::: Given information :::

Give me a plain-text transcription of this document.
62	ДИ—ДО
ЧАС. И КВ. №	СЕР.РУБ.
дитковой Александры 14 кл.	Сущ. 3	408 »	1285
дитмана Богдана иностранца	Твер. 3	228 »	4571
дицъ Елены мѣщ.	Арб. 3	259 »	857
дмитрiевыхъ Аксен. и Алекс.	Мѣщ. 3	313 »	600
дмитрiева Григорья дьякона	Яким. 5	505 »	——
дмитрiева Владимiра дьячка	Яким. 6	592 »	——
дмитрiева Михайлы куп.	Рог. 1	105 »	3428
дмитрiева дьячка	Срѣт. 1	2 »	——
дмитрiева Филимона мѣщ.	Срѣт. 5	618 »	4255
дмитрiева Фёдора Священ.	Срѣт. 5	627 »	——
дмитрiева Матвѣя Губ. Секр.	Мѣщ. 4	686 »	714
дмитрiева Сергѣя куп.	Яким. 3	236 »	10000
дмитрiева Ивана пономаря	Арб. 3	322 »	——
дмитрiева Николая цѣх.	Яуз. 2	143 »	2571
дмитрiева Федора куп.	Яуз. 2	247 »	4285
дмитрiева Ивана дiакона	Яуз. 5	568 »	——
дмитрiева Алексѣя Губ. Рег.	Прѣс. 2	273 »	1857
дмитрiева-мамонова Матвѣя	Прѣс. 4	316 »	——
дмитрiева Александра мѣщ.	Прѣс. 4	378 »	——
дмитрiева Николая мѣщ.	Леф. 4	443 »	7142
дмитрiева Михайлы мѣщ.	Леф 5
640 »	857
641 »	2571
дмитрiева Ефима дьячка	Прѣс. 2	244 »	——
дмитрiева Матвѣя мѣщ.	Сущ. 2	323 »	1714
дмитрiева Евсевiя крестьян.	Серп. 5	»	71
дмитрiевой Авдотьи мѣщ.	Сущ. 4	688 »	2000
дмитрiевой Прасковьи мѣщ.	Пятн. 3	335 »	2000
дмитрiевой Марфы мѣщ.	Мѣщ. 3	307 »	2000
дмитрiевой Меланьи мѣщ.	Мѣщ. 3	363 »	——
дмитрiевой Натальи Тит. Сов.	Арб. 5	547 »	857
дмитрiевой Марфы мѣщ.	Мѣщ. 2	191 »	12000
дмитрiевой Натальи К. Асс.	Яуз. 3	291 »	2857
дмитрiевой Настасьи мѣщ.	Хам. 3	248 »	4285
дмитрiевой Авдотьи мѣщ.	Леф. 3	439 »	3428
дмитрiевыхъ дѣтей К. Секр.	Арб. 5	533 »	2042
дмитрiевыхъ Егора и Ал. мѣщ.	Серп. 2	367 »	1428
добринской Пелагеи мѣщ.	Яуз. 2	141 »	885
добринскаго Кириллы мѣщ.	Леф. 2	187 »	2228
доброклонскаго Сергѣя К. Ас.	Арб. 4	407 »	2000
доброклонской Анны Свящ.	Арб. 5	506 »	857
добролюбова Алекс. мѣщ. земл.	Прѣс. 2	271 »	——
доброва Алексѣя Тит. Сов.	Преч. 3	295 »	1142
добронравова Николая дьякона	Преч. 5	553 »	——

:::
::: Given information :::

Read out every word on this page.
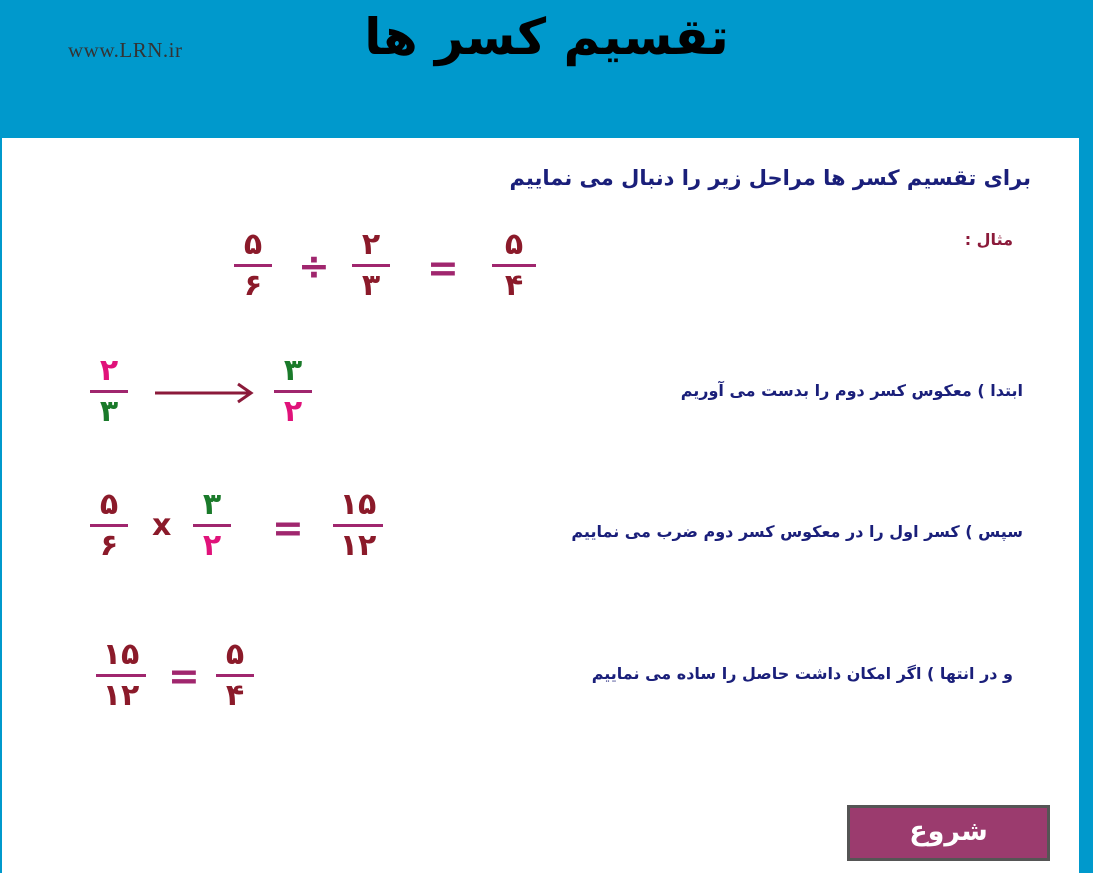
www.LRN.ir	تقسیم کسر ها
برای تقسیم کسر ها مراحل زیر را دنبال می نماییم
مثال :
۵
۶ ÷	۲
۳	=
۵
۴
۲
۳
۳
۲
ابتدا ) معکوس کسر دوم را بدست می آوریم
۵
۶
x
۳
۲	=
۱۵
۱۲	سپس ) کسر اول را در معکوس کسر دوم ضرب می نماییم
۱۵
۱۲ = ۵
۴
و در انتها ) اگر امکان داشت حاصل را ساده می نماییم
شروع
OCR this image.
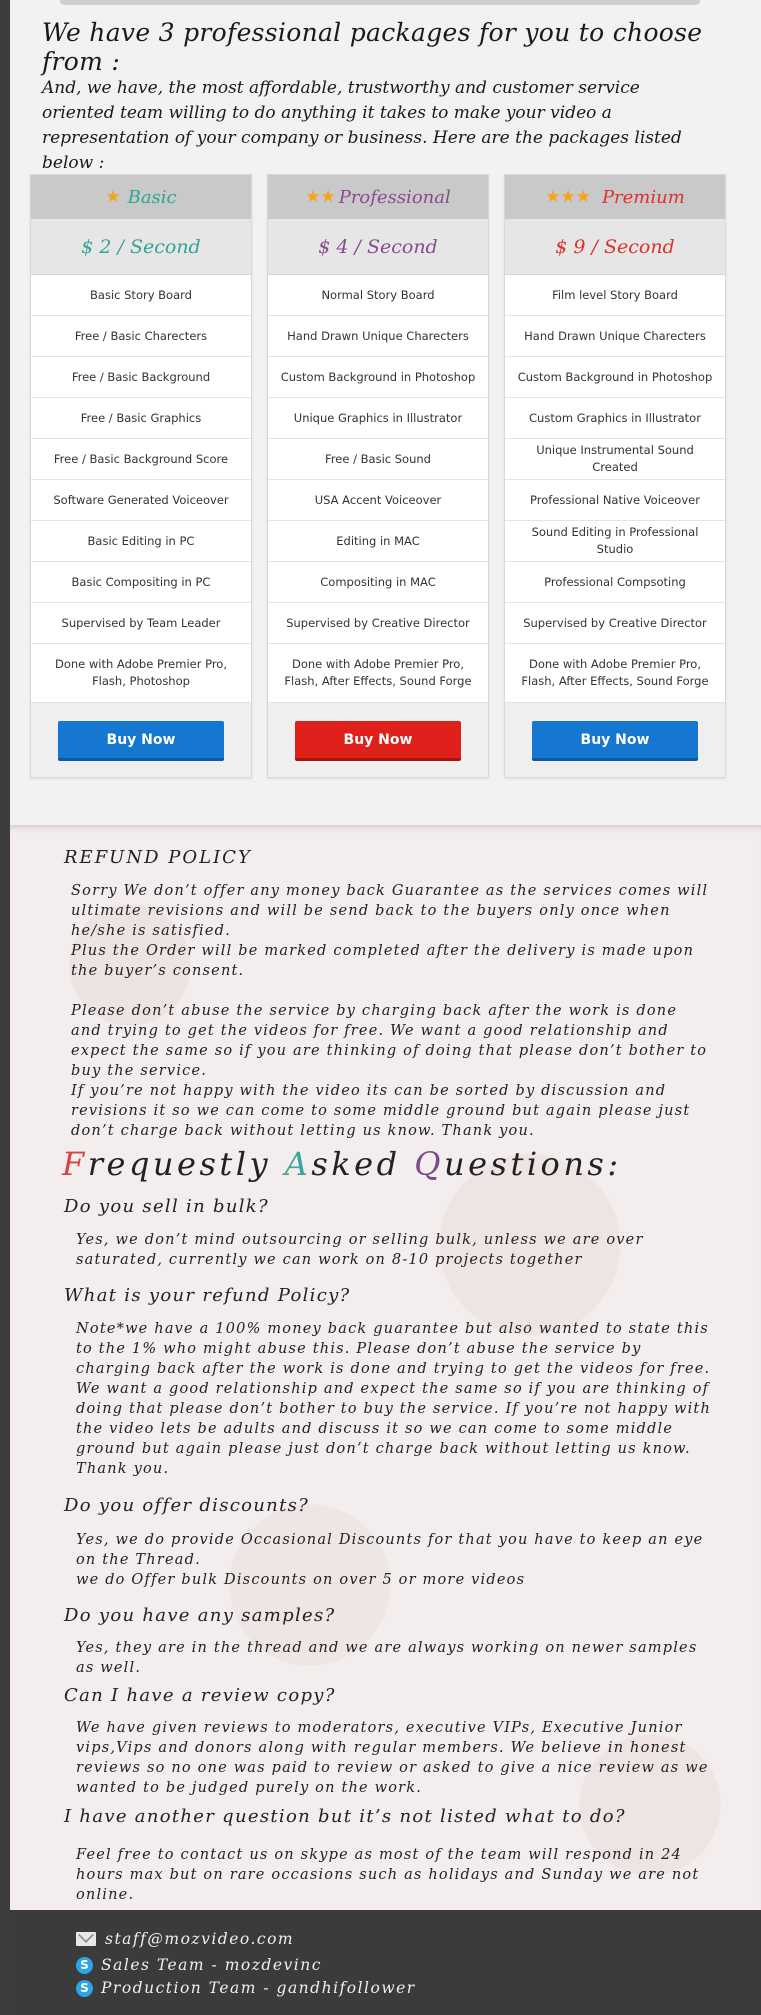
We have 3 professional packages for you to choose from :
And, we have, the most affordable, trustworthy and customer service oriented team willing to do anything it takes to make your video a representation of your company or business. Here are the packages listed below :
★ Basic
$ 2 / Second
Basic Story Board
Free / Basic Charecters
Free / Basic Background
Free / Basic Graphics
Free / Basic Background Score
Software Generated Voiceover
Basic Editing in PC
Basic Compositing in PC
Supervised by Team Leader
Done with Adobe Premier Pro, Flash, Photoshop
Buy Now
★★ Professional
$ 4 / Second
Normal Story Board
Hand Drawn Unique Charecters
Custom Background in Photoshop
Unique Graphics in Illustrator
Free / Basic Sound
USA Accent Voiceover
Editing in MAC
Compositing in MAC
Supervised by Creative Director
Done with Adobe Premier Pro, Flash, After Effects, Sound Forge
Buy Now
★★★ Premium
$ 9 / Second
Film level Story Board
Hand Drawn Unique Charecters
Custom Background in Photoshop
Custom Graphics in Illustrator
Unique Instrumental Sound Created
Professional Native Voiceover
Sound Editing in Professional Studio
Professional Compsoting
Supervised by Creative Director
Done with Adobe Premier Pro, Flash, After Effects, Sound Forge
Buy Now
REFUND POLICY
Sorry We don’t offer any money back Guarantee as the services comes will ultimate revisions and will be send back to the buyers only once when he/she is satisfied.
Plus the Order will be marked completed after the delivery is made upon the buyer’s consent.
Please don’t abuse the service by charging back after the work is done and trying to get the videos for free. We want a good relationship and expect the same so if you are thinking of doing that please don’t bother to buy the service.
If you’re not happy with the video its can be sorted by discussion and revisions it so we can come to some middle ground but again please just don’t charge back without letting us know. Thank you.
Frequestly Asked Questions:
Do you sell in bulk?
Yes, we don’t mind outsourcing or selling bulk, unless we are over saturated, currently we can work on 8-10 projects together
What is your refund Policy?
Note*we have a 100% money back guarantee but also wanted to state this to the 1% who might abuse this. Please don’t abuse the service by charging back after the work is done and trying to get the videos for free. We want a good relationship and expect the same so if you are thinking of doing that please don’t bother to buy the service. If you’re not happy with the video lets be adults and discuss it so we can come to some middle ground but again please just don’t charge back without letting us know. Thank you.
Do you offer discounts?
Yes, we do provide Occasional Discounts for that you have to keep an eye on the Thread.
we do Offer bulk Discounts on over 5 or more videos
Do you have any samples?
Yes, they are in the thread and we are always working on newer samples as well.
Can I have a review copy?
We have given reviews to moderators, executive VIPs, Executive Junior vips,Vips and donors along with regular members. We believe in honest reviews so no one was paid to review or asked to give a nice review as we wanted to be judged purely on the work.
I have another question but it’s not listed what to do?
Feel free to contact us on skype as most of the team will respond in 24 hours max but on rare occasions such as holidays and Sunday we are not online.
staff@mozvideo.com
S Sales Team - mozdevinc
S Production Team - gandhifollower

:::

- Work required
Return all the lines that contain the string "money".

- Reply
Sorry We don’t offer any money back Guarantee as the services comes will ultimate revisions and will be send back to the buyers only once when he/she is satisfied.
Note*we have a 100% money back guarantee but also wanted to state this to the 1% who might abuse this. Please don’t abuse the service by charging back after the work is done and trying to get the videos for free. We want a good relationship and expect the same so if you are thinking of doing that please don’t bother to buy the service. If you’re not happy with the video lets be adults and discuss it so we can come to some middle ground but again please just don’t charge back without letting us know. Thank you.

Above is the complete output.